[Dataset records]
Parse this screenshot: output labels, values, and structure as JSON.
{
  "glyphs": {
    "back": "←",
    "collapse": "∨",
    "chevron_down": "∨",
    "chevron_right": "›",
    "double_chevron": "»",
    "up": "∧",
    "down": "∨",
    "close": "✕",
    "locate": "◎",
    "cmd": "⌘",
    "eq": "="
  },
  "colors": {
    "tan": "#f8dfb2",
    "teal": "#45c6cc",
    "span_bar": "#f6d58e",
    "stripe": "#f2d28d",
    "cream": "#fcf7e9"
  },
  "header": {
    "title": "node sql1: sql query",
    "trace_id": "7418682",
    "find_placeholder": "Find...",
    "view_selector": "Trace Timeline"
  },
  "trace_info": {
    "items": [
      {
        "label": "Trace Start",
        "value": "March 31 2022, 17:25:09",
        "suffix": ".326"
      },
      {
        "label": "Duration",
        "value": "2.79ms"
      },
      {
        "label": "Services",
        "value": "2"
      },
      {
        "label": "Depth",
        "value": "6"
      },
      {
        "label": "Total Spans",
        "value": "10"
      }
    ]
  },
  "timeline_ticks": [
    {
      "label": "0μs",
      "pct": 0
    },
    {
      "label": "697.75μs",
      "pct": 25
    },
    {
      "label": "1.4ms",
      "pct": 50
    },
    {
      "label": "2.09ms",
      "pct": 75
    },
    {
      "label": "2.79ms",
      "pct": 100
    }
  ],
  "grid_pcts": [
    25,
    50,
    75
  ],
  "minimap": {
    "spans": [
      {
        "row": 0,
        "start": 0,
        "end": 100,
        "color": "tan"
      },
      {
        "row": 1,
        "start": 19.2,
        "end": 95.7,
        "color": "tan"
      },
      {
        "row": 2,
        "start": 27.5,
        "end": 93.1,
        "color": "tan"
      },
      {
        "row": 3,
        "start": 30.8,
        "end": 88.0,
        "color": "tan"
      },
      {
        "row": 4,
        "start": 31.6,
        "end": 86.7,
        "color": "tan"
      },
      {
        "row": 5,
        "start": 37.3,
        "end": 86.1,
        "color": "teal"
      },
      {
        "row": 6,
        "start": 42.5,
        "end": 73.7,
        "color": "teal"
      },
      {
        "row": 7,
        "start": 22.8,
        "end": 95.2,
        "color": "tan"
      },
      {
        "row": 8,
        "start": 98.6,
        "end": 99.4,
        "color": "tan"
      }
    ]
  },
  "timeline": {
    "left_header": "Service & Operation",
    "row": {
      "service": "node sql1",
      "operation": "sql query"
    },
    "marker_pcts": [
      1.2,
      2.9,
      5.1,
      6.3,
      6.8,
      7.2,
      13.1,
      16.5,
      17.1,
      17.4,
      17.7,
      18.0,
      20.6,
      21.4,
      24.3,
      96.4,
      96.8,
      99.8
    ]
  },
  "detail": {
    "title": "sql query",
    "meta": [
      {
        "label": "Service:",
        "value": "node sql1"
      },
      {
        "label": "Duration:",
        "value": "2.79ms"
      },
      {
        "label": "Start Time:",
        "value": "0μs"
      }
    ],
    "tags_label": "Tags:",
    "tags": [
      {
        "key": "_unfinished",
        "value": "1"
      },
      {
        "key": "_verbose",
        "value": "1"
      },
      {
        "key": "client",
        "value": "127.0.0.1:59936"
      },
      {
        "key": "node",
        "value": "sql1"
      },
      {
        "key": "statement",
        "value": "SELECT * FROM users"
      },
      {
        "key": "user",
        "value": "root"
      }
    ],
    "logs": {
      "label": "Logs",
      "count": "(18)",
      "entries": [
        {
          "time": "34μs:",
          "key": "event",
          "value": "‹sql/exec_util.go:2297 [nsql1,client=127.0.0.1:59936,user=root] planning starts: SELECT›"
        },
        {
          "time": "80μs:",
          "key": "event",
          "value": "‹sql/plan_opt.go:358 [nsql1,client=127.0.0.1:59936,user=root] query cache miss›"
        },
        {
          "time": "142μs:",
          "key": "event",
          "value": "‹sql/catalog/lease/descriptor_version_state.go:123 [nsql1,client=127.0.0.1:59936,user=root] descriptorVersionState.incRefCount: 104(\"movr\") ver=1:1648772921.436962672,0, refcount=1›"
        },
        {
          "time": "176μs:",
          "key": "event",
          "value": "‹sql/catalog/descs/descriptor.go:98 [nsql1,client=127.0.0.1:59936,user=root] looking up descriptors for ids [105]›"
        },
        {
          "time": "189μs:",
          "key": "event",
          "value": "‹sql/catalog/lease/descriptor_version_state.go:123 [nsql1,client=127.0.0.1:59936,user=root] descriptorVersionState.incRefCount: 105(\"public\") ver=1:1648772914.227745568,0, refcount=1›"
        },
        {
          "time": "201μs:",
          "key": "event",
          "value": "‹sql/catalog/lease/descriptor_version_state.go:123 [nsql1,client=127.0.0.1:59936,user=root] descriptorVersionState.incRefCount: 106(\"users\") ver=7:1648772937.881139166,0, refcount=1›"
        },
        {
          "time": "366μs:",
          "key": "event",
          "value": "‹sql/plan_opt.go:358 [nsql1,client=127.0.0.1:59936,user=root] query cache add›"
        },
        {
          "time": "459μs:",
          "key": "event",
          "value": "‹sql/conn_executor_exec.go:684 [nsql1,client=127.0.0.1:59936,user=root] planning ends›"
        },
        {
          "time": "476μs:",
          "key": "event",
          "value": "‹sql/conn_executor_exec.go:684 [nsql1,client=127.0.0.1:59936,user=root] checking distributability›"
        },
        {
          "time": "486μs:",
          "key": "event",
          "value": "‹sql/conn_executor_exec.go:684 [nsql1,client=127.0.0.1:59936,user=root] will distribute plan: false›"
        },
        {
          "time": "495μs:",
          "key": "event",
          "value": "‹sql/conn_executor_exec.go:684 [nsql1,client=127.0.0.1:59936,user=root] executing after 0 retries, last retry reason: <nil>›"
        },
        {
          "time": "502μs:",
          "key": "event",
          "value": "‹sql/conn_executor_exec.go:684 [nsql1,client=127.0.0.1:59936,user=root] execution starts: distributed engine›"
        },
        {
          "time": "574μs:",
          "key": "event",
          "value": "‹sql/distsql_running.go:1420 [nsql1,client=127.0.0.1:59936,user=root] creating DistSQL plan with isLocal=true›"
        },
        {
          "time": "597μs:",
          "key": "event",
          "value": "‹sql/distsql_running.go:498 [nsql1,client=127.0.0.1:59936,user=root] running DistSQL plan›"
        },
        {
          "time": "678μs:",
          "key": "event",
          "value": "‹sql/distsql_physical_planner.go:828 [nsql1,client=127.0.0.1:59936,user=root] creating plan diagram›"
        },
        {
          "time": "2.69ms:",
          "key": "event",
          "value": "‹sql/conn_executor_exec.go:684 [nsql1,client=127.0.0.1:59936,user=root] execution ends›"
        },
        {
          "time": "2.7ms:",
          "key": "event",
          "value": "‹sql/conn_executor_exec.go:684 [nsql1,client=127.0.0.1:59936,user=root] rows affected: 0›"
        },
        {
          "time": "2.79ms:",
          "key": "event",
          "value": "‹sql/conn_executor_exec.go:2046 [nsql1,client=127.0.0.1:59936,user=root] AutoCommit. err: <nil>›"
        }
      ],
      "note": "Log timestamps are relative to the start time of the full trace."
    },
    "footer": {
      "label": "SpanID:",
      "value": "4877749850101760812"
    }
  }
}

● STATED GOAL: Count every line of the material above that holds the string "execution", then state only the total.

● PROBLEM SOLUTION: 2